=== Exercise prompt ===
Revise all of the material below so that each "item-label" becomes "item-caption", with every other part left as it is.

[Data extracted from a collection]
--- --- ---
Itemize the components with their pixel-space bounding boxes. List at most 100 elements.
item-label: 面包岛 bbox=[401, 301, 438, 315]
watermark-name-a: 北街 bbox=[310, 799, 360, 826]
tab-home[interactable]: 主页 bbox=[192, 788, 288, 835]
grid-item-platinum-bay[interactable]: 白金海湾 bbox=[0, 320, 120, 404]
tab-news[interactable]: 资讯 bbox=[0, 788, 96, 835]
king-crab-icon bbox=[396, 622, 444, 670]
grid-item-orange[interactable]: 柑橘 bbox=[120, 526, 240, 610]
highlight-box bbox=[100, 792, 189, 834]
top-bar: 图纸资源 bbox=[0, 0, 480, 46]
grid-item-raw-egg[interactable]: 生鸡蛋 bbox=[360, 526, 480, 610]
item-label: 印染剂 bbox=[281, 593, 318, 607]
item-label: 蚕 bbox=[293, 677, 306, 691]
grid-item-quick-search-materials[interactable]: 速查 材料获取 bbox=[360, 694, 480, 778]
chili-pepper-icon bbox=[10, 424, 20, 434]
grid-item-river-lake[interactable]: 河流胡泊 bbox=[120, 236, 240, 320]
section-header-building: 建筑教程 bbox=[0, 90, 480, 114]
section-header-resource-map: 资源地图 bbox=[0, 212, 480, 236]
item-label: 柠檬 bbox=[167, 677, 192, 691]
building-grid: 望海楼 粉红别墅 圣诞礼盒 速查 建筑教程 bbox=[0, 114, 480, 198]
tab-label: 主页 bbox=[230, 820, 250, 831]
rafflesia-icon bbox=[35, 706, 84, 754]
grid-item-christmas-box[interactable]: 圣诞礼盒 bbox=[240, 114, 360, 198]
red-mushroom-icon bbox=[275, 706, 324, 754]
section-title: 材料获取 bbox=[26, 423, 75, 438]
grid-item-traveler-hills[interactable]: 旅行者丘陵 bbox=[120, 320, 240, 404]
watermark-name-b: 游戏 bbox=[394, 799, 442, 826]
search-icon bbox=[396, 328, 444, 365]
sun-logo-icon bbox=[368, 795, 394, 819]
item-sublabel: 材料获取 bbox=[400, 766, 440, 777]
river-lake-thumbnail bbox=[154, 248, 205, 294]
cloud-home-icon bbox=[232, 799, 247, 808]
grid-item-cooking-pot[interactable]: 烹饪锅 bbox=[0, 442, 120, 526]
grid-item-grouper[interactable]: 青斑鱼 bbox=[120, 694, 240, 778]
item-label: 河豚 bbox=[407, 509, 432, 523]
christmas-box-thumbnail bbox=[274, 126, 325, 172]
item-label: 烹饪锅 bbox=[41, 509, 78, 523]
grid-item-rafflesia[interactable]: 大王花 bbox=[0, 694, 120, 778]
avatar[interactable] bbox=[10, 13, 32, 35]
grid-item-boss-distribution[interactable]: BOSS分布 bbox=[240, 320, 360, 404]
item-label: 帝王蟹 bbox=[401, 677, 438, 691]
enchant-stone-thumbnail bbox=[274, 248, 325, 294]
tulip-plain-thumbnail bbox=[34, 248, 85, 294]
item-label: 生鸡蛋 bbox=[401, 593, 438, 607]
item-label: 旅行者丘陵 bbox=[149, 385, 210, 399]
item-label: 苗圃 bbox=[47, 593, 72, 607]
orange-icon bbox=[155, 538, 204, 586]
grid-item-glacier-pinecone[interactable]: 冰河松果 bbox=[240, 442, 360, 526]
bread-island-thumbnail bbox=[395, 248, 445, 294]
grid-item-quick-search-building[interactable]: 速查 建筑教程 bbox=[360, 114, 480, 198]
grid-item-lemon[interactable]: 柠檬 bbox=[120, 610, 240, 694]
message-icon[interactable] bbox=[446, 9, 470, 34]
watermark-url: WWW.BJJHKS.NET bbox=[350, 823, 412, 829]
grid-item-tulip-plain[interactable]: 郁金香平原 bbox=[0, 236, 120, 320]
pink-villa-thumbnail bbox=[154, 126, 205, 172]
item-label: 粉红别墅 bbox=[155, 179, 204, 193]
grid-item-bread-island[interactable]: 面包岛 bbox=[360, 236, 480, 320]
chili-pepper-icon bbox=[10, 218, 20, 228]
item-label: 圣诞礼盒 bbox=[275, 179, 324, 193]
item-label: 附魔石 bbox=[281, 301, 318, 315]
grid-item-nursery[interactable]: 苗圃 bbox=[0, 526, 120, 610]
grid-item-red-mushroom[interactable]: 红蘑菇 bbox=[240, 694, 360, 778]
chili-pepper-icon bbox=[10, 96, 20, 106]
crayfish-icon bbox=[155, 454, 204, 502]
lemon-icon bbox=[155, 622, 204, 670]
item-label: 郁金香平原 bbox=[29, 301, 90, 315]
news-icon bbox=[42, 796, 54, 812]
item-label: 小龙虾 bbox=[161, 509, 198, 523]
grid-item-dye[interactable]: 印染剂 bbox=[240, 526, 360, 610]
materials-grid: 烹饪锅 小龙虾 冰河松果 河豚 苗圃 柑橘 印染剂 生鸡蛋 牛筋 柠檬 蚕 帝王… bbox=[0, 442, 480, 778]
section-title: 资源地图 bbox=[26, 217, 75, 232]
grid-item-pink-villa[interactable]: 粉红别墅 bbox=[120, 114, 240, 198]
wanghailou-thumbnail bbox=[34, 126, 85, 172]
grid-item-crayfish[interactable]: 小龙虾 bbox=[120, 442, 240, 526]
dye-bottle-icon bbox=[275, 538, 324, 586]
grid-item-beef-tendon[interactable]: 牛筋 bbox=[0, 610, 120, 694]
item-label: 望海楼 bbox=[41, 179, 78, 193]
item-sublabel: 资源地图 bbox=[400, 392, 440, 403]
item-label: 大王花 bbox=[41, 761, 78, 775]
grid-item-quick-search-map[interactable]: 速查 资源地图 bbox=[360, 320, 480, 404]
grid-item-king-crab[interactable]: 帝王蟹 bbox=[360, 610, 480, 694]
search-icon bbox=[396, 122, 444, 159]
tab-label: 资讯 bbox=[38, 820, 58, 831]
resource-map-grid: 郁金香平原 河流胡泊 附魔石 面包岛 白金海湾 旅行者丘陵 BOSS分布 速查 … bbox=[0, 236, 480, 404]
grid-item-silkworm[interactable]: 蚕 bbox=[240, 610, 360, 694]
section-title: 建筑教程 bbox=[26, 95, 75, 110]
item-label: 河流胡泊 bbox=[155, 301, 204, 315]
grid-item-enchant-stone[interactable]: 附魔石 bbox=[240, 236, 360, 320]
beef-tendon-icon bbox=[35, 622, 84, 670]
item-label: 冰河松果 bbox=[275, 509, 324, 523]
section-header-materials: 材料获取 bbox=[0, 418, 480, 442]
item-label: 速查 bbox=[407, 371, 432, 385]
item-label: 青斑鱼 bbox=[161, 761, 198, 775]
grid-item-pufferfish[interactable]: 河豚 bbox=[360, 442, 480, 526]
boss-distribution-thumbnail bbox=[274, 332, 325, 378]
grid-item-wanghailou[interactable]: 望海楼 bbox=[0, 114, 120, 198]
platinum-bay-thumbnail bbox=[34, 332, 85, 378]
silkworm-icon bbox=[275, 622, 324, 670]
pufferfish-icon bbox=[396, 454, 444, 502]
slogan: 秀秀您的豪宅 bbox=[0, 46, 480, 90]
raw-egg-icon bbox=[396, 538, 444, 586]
--- --- ---
=== Answer ===
Itemize the components with their pixel-space bounding boxes. List at most 100 elements.
item-caption: 面包岛 bbox=[401, 301, 438, 315]
watermark-name-a: 北街 bbox=[310, 799, 360, 826]
tab-home[interactable]: 主页 bbox=[192, 788, 288, 835]
grid-item-platinum-bay[interactable]: 白金海湾 bbox=[0, 320, 120, 404]
tab-news[interactable]: 资讯 bbox=[0, 788, 96, 835]
king-crab-icon bbox=[396, 622, 444, 670]
grid-item-orange[interactable]: 柑橘 bbox=[120, 526, 240, 610]
highlight-box bbox=[100, 792, 189, 834]
top-bar: 图纸资源 bbox=[0, 0, 480, 46]
grid-item-raw-egg[interactable]: 生鸡蛋 bbox=[360, 526, 480, 610]
item-caption: 印染剂 bbox=[281, 593, 318, 607]
item-caption: 蚕 bbox=[293, 677, 306, 691]
grid-item-quick-search-materials[interactable]: 速查 材料获取 bbox=[360, 694, 480, 778]
chili-pepper-icon bbox=[10, 424, 20, 434]
grid-item-river-lake[interactable]: 河流胡泊 bbox=[120, 236, 240, 320]
section-header-building: 建筑教程 bbox=[0, 90, 480, 114]
section-header-resource-map: 资源地图 bbox=[0, 212, 480, 236]
item-caption: 柠檬 bbox=[167, 677, 192, 691]
building-grid: 望海楼 粉红别墅 圣诞礼盒 速查 建筑教程 bbox=[0, 114, 480, 198]
tab-label: 主页 bbox=[230, 820, 250, 831]
rafflesia-icon bbox=[35, 706, 84, 754]
grid-item-christmas-box[interactable]: 圣诞礼盒 bbox=[240, 114, 360, 198]
red-mushroom-icon bbox=[275, 706, 324, 754]
section-title: 材料获取 bbox=[26, 423, 75, 438]
grid-item-traveler-hills[interactable]: 旅行者丘陵 bbox=[120, 320, 240, 404]
watermark-name-b: 游戏 bbox=[394, 799, 442, 826]
search-icon bbox=[396, 328, 444, 365]
sun-logo-icon bbox=[368, 795, 394, 819]
item-sublabel: 材料获取 bbox=[400, 766, 440, 777]
river-lake-thumbnail bbox=[154, 248, 205, 294]
cloud-home-icon bbox=[232, 799, 247, 808]
grid-item-cooking-pot[interactable]: 烹饪锅 bbox=[0, 442, 120, 526]
grid-item-grouper[interactable]: 青斑鱼 bbox=[120, 694, 240, 778]
item-caption: 河豚 bbox=[407, 509, 432, 523]
christmas-box-thumbnail bbox=[274, 126, 325, 172]
item-caption: 烹饪锅 bbox=[41, 509, 78, 523]
grid-item-rafflesia[interactable]: 大王花 bbox=[0, 694, 120, 778]
avatar[interactable] bbox=[10, 13, 32, 35]
grid-item-boss-distribution[interactable]: BOSS分布 bbox=[240, 320, 360, 404]
item-caption: 帝王蟹 bbox=[401, 677, 438, 691]
enchant-stone-thumbnail bbox=[274, 248, 325, 294]
tulip-plain-thumbnail bbox=[34, 248, 85, 294]
item-caption: 生鸡蛋 bbox=[401, 593, 438, 607]
item-caption: 旅行者丘陵 bbox=[149, 385, 210, 399]
item-caption: 苗圃 bbox=[47, 593, 72, 607]
orange-icon bbox=[155, 538, 204, 586]
grid-item-glacier-pinecone[interactable]: 冰河松果 bbox=[240, 442, 360, 526]
bread-island-thumbnail bbox=[395, 248, 445, 294]
grid-item-quick-search-building[interactable]: 速查 建筑教程 bbox=[360, 114, 480, 198]
grid-item-lemon[interactable]: 柠檬 bbox=[120, 610, 240, 694]
message-icon[interactable] bbox=[446, 9, 470, 34]
watermark-url: WWW.BJJHKS.NET bbox=[350, 823, 412, 829]
grid-item-tulip-plain[interactable]: 郁金香平原 bbox=[0, 236, 120, 320]
pink-villa-thumbnail bbox=[154, 126, 205, 172]
item-caption: 粉红别墅 bbox=[155, 179, 204, 193]
grid-item-bread-island[interactable]: 面包岛 bbox=[360, 236, 480, 320]
chili-pepper-icon bbox=[10, 218, 20, 228]
item-caption: 圣诞礼盒 bbox=[275, 179, 324, 193]
item-caption: 附魔石 bbox=[281, 301, 318, 315]
grid-item-nursery[interactable]: 苗圃 bbox=[0, 526, 120, 610]
grid-item-red-mushroom[interactable]: 红蘑菇 bbox=[240, 694, 360, 778]
chili-pepper-icon bbox=[10, 96, 20, 106]
crayfish-icon bbox=[155, 454, 204, 502]
lemon-icon bbox=[155, 622, 204, 670]
item-caption: 郁金香平原 bbox=[29, 301, 90, 315]
news-icon bbox=[42, 796, 54, 812]
item-caption: 小龙虾 bbox=[161, 509, 198, 523]
grid-item-dye[interactable]: 印染剂 bbox=[240, 526, 360, 610]
materials-grid: 烹饪锅 小龙虾 冰河松果 河豚 苗圃 柑橘 印染剂 生鸡蛋 牛筋 柠檬 蚕 帝王… bbox=[0, 442, 480, 778]
section-title: 资源地图 bbox=[26, 217, 75, 232]
grid-item-pink-villa[interactable]: 粉红别墅 bbox=[120, 114, 240, 198]
wanghailou-thumbnail bbox=[34, 126, 85, 172]
grid-item-crayfish[interactable]: 小龙虾 bbox=[120, 442, 240, 526]
dye-bottle-icon bbox=[275, 538, 324, 586]
grid-item-beef-tendon[interactable]: 牛筋 bbox=[0, 610, 120, 694]
item-caption: 望海楼 bbox=[41, 179, 78, 193]
item-sublabel: 资源地图 bbox=[400, 392, 440, 403]
item-caption: 大王花 bbox=[41, 761, 78, 775]
grid-item-quick-search-map[interactable]: 速查 资源地图 bbox=[360, 320, 480, 404]
grid-item-king-crab[interactable]: 帝王蟹 bbox=[360, 610, 480, 694]
search-icon bbox=[396, 122, 444, 159]
tab-label: 资讯 bbox=[38, 820, 58, 831]
resource-map-grid: 郁金香平原 河流胡泊 附魔石 面包岛 白金海湾 旅行者丘陵 BOSS分布 速查 … bbox=[0, 236, 480, 404]
grid-item-silkworm[interactable]: 蚕 bbox=[240, 610, 360, 694]
section-title: 建筑教程 bbox=[26, 95, 75, 110]
item-caption: 河流胡泊 bbox=[155, 301, 204, 315]
grid-item-enchant-stone[interactable]: 附魔石 bbox=[240, 236, 360, 320]
beef-tendon-icon bbox=[35, 622, 84, 670]
item-caption: 冰河松果 bbox=[275, 509, 324, 523]
section-header-materials: 材料获取 bbox=[0, 418, 480, 442]
item-caption: 速查 bbox=[407, 371, 432, 385]
item-caption: 青斑鱼 bbox=[161, 761, 198, 775]
grid-item-pufferfish[interactable]: 河豚 bbox=[360, 442, 480, 526]
boss-distribution-thumbnail bbox=[274, 332, 325, 378]
grid-item-wanghailou[interactable]: 望海楼 bbox=[0, 114, 120, 198]
platinum-bay-thumbnail bbox=[34, 332, 85, 378]
silkworm-icon bbox=[275, 622, 324, 670]
pufferfish-icon bbox=[396, 454, 444, 502]
slogan: 秀秀您的豪宅 bbox=[0, 46, 480, 90]
raw-egg-icon bbox=[396, 538, 444, 586]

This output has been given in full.